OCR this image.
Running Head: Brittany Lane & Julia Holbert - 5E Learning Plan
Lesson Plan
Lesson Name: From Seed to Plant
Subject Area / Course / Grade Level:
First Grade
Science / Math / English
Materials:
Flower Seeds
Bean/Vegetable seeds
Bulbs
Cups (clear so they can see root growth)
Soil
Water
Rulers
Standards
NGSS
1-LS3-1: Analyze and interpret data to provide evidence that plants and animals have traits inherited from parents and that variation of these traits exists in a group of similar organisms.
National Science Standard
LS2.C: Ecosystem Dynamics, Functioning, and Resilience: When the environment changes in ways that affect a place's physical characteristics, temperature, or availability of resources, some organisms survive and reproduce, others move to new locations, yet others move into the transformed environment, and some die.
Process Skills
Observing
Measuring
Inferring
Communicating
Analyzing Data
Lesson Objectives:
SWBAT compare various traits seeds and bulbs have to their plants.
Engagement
*****
→ Short task:
Return each entry from the material above exactly as it appears.

→ Full response:
OCR this image.
Running Head: Brittany Lane & Julia Holbert - 5E Learning Plan
Lesson Plan
Lesson Name: From Seed to Plant
Subject Area / Course / Grade Level:
First Grade
Science / Math / English
Materials:
Flower Seeds
Bean/Vegetable seeds
Bulbs
Cups (clear so they can see root growth)
Soil
Water
Rulers
Standards
NGSS
1-LS3-1: Analyze and interpret data to provide evidence that plants and animals have traits inherited from parents and that variation of these traits exists in a group of similar organisms.
National Science Standard
LS2.C: Ecosystem Dynamics, Functioning, and Resilience: When the environment changes in ways that affect a place's physical characteristics, temperature, or availability of resources, some organisms survive and reproduce, others move to new locations, yet others move into the transformed environment, and some die.
Process Skills
Observing
Measuring
Inferring
Communicating
Analyzing Data
Lesson Objectives:
SWBAT compare various traits seeds and bulbs have to their plants.
Engagement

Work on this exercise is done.